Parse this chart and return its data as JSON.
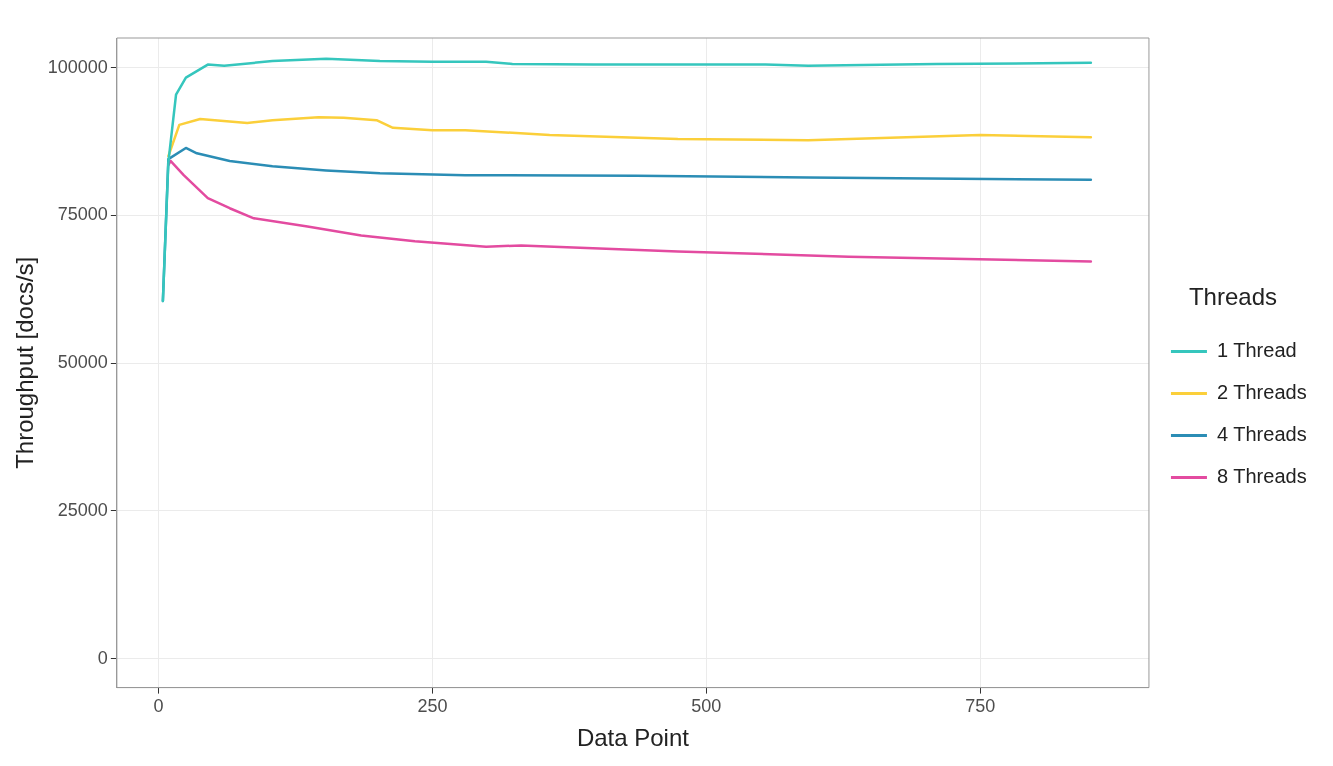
{
  "chart_data": {
    "type": "line",
    "xlabel": "Data Point",
    "ylabel": "Throughput [docs/s]",
    "legend_title": "Threads",
    "legend": "right",
    "grid": true,
    "marker": "none",
    "line_style": "solid",
    "xlim": [
      -38,
      904
    ],
    "ylim": [
      -4900,
      105000
    ],
    "xticks": [
      0,
      250,
      500,
      750
    ],
    "yticks": [
      0,
      25000,
      50000,
      75000,
      100000
    ],
    "series": [
      {
        "name": "1 Thread",
        "color": "#35c6bd",
        "x": [
          4,
          9,
          16,
          25,
          45,
          60,
          104,
          153,
          202,
          250,
          299,
          323,
          397,
          554,
          593,
          710,
          851
        ],
        "values": [
          60500,
          84000,
          95400,
          98300,
          100500,
          100300,
          101100,
          101500,
          101100,
          101000,
          101000,
          100600,
          100500,
          100500,
          100300,
          100600,
          100800
        ]
      },
      {
        "name": "2 Threads",
        "color": "#fbcf3a",
        "x": [
          9,
          19,
          38,
          81,
          104,
          146,
          169,
          199,
          214,
          250,
          280,
          357,
          474,
          593,
          750,
          851
        ],
        "values": [
          85000,
          90300,
          91300,
          90600,
          91100,
          91600,
          91500,
          91100,
          89800,
          89400,
          89400,
          88600,
          87900,
          87700,
          88600,
          88200
        ]
      },
      {
        "name": "4 Threads",
        "color": "#2b8db5",
        "x": [
          4,
          9,
          25,
          35,
          65,
          104,
          153,
          202,
          280,
          436,
          593,
          851
        ],
        "values": [
          60500,
          84500,
          86400,
          85500,
          84200,
          83300,
          82600,
          82100,
          81800,
          81700,
          81400,
          81000
        ]
      },
      {
        "name": "8 Threads",
        "color": "#e34ba0",
        "x": [
          9,
          11,
          23,
          45,
          65,
          87,
          136,
          185,
          234,
          299,
          331,
          474,
          630,
          851
        ],
        "values": [
          83500,
          84200,
          81800,
          77900,
          76200,
          74500,
          73100,
          71600,
          70600,
          69700,
          69900,
          68900,
          68000,
          67200
        ]
      }
    ]
  }
}
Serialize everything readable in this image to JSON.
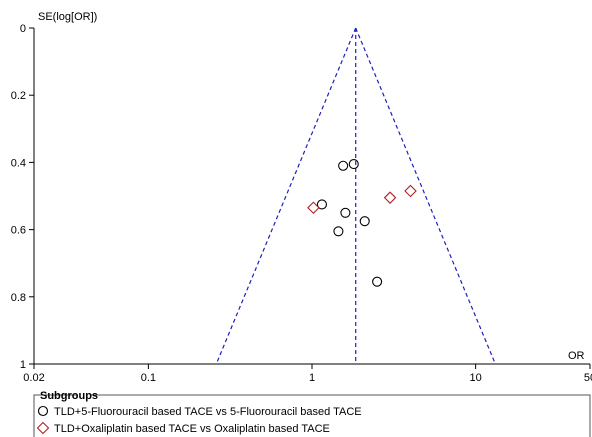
{
  "chart_data": {
    "type": "scatter",
    "title": "",
    "xlabel": "OR",
    "ylabel": "SE(log[OR])",
    "x_scale": "log",
    "xlim": [
      0.02,
      50
    ],
    "ylim": [
      0,
      1
    ],
    "y_inverted": true,
    "x_ticks": [
      {
        "value": 0.02,
        "label": "0.02"
      },
      {
        "value": 0.1,
        "label": "0.1"
      },
      {
        "value": 1,
        "label": "1"
      },
      {
        "value": 10,
        "label": "10"
      },
      {
        "value": 50,
        "label": "50"
      }
    ],
    "y_ticks": [
      {
        "value": 0,
        "label": "0"
      },
      {
        "value": 0.2,
        "label": "0.2"
      },
      {
        "value": 0.4,
        "label": "0.4"
      },
      {
        "value": 0.6,
        "label": "0.6"
      },
      {
        "value": 0.8,
        "label": "0.8"
      },
      {
        "value": 1,
        "label": "1"
      }
    ],
    "pooled_or": 1.85,
    "funnel": {
      "left_or_at_se1": 0.26,
      "right_or_at_se1": 13.2
    },
    "legend_title": "Subgroups",
    "series": [
      {
        "name": "TLD+5-Fluorouracil based TACE vs 5-Fluorouracil based TACE",
        "marker": "circle",
        "color": "#000000",
        "points": [
          {
            "x": 1.55,
            "y": 0.41
          },
          {
            "x": 1.8,
            "y": 0.405
          },
          {
            "x": 1.15,
            "y": 0.525
          },
          {
            "x": 1.6,
            "y": 0.55
          },
          {
            "x": 2.1,
            "y": 0.575
          },
          {
            "x": 1.45,
            "y": 0.605
          },
          {
            "x": 2.5,
            "y": 0.755
          }
        ]
      },
      {
        "name": "TLD+Oxaliplatin based TACE vs Oxaliplatin based TACE",
        "marker": "diamond",
        "color": "#b22222",
        "points": [
          {
            "x": 1.02,
            "y": 0.535
          },
          {
            "x": 3.0,
            "y": 0.505
          },
          {
            "x": 4.0,
            "y": 0.485
          }
        ]
      }
    ]
  },
  "colors": {
    "funnel": "#1f1fbf",
    "axis": "#000000"
  }
}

▸ DIRECTIVE: The records above need to be restated word for word, with the pictures left out.

▸ WRITTEN ANSWER:
Parse this chart and return its data as JSON.
{
  "chart_data": {
    "type": "line",
    "xlabel": "Data Point",
    "ylabel": "Throughput [docs/s]",
    "legend_title": "Threads",
    "legend": "right",
    "grid": true,
    "marker": "none",
    "line_style": "solid",
    "xlim": [
      -38,
      904
    ],
    "ylim": [
      -4900,
      105000
    ],
    "xticks": [
      0,
      250,
      500,
      750
    ],
    "yticks": [
      0,
      25000,
      50000,
      75000,
      100000
    ],
    "series": [
      {
        "name": "1 Thread",
        "color": "#35c6bd",
        "x": [
          4,
          9,
          16,
          25,
          45,
          60,
          104,
          153,
          202,
          250,
          299,
          323,
          397,
          554,
          593,
          710,
          851
        ],
        "values": [
          60500,
          84000,
          95400,
          98300,
          100500,
          100300,
          101100,
          101500,
          101100,
          101000,
          101000,
          100600,
          100500,
          100500,
          100300,
          100600,
          100800
        ]
      },
      {
        "name": "2 Threads",
        "color": "#fbcf3a",
        "x": [
          9,
          19,
          38,
          81,
          104,
          146,
          169,
          199,
          214,
          250,
          280,
          357,
          474,
          593,
          750,
          851
        ],
        "values": [
          85000,
          90300,
          91300,
          90600,
          91100,
          91600,
          91500,
          91100,
          89800,
          89400,
          89400,
          88600,
          87900,
          87700,
          88600,
          88200
        ]
      },
      {
        "name": "4 Threads",
        "color": "#2b8db5",
        "x": [
          4,
          9,
          25,
          35,
          65,
          104,
          153,
          202,
          280,
          436,
          593,
          851
        ],
        "values": [
          60500,
          84500,
          86400,
          85500,
          84200,
          83300,
          82600,
          82100,
          81800,
          81700,
          81400,
          81000
        ]
      },
      {
        "name": "8 Threads",
        "color": "#e34ba0",
        "x": [
          9,
          11,
          23,
          45,
          65,
          87,
          136,
          185,
          234,
          299,
          331,
          474,
          630,
          851
        ],
        "values": [
          83500,
          84200,
          81800,
          77900,
          76200,
          74500,
          73100,
          71600,
          70600,
          69700,
          69900,
          68900,
          68000,
          67200
        ]
      }
    ]
  }
}
Serialize everything readable in this image to JSON.
{
  "chart_data": {
    "type": "scatter",
    "title": "",
    "xlabel": "OR",
    "ylabel": "SE(log[OR])",
    "x_scale": "log",
    "xlim": [
      0.02,
      50
    ],
    "ylim": [
      0,
      1
    ],
    "y_inverted": true,
    "x_ticks": [
      {
        "value": 0.02,
        "label": "0.02"
      },
      {
        "value": 0.1,
        "label": "0.1"
      },
      {
        "value": 1,
        "label": "1"
      },
      {
        "value": 10,
        "label": "10"
      },
      {
        "value": 50,
        "label": "50"
      }
    ],
    "y_ticks": [
      {
        "value": 0,
        "label": "0"
      },
      {
        "value": 0.2,
        "label": "0.2"
      },
      {
        "value": 0.4,
        "label": "0.4"
      },
      {
        "value": 0.6,
        "label": "0.6"
      },
      {
        "value": 0.8,
        "label": "0.8"
      },
      {
        "value": 1,
        "label": "1"
      }
    ],
    "pooled_or": 1.85,
    "funnel": {
      "left_or_at_se1": 0.26,
      "right_or_at_se1": 13.2
    },
    "legend_title": "Subgroups",
    "series": [
      {
        "name": "TLD+5-Fluorouracil based TACE vs 5-Fluorouracil based TACE",
        "marker": "circle",
        "color": "#000000",
        "points": [
          {
            "x": 1.55,
            "y": 0.41
          },
          {
            "x": 1.8,
            "y": 0.405
          },
          {
            "x": 1.15,
            "y": 0.525
          },
          {
            "x": 1.6,
            "y": 0.55
          },
          {
            "x": 2.1,
            "y": 0.575
          },
          {
            "x": 1.45,
            "y": 0.605
          },
          {
            "x": 2.5,
            "y": 0.755
          }
        ]
      },
      {
        "name": "TLD+Oxaliplatin based TACE vs Oxaliplatin based TACE",
        "marker": "diamond",
        "color": "#b22222",
        "points": [
          {
            "x": 1.02,
            "y": 0.535
          },
          {
            "x": 3.0,
            "y": 0.505
          },
          {
            "x": 4.0,
            "y": 0.485
          }
        ]
      }
    ]
  },
  "colors": {
    "funnel": "#1f1fbf",
    "axis": "#000000"
  }
}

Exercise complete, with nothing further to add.